#### Listed records
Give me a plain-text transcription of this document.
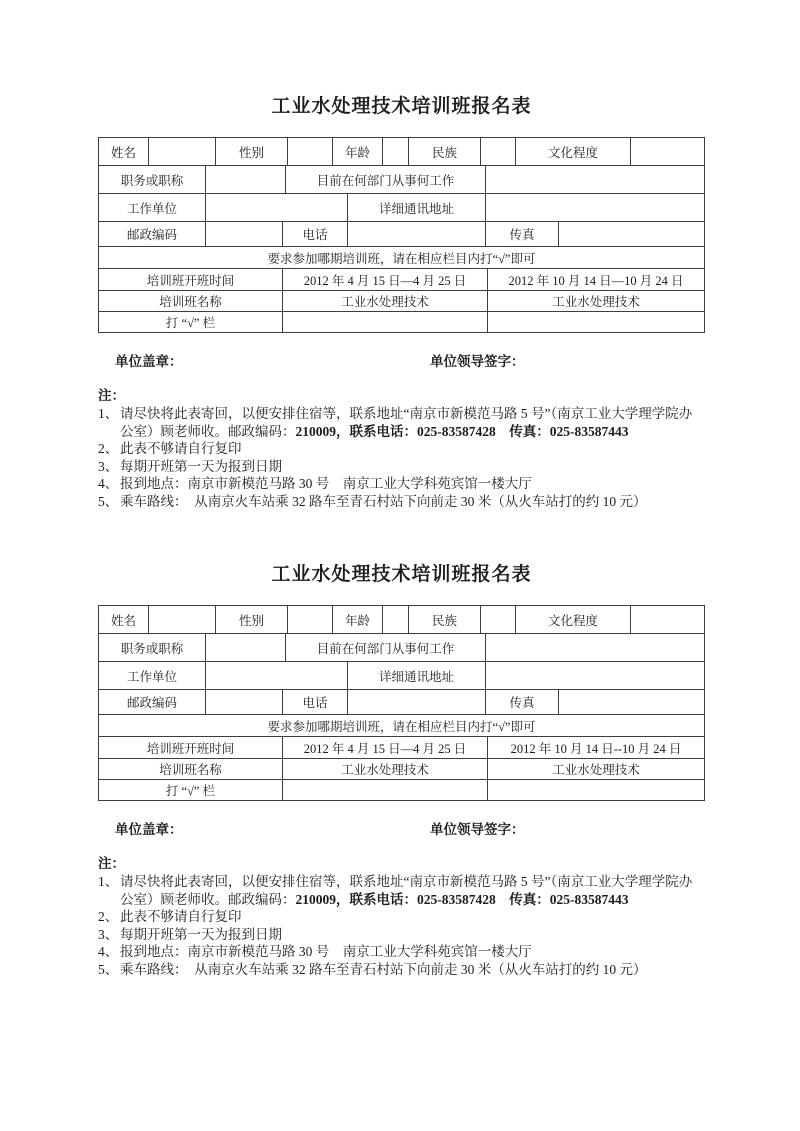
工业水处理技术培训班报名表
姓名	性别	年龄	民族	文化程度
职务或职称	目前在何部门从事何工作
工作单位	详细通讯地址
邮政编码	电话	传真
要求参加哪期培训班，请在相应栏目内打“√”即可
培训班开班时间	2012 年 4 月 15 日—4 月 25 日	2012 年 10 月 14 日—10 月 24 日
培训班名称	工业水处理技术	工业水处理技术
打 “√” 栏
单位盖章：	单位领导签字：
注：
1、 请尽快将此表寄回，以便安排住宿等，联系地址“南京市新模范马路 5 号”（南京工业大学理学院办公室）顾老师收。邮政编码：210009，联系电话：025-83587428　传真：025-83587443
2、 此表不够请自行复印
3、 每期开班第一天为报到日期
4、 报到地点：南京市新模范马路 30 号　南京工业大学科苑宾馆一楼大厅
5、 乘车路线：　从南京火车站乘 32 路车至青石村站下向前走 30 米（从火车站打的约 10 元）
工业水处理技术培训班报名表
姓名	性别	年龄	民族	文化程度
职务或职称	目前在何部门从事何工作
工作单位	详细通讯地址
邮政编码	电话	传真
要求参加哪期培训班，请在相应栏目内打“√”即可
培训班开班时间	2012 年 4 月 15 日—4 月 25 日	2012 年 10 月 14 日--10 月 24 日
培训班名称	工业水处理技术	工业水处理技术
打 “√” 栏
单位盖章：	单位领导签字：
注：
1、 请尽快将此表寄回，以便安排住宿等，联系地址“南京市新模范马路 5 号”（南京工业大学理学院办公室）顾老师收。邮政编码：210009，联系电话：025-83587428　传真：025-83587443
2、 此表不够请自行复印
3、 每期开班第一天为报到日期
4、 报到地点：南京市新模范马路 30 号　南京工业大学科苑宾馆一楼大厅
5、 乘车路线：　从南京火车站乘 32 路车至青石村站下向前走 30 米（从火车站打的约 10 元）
########
Reproduce each line exactly, please, except for any pictures.

- Correct response -
Give me a plain-text transcription of this document.
工业水处理技术培训班报名表
姓名	性别	年龄	民族	文化程度
职务或职称	目前在何部门从事何工作
工作单位	详细通讯地址
邮政编码	电话	传真
要求参加哪期培训班，请在相应栏目内打“√”即可
培训班开班时间	2012 年 4 月 15 日—4 月 25 日	2012 年 10 月 14 日—10 月 24 日
培训班名称	工业水处理技术	工业水处理技术
打 “√” 栏
单位盖章：	单位领导签字：
注：
1、 请尽快将此表寄回，以便安排住宿等，联系地址“南京市新模范马路 5 号”（南京工业大学理学院办公室）顾老师收。邮政编码：210009，联系电话：025-83587428　传真：025-83587443
2、 此表不够请自行复印
3、 每期开班第一天为报到日期
4、 报到地点：南京市新模范马路 30 号　南京工业大学科苑宾馆一楼大厅
5、 乘车路线：　从南京火车站乘 32 路车至青石村站下向前走 30 米（从火车站打的约 10 元）
工业水处理技术培训班报名表
姓名	性别	年龄	民族	文化程度
职务或职称	目前在何部门从事何工作
工作单位	详细通讯地址
邮政编码	电话	传真
要求参加哪期培训班，请在相应栏目内打“√”即可
培训班开班时间	2012 年 4 月 15 日—4 月 25 日	2012 年 10 月 14 日--10 月 24 日
培训班名称	工业水处理技术	工业水处理技术
打 “√” 栏
单位盖章：	单位领导签字：
注：
1、 请尽快将此表寄回，以便安排住宿等，联系地址“南京市新模范马路 5 号”（南京工业大学理学院办公室）顾老师收。邮政编码：210009，联系电话：025-83587428　传真：025-83587443
2、 此表不够请自行复印
3、 每期开班第一天为报到日期
4、 报到地点：南京市新模范马路 30 号　南京工业大学科苑宾馆一楼大厅
5、 乘车路线：　从南京火车站乘 32 路车至青石村站下向前走 30 米（从火车站打的约 10 元）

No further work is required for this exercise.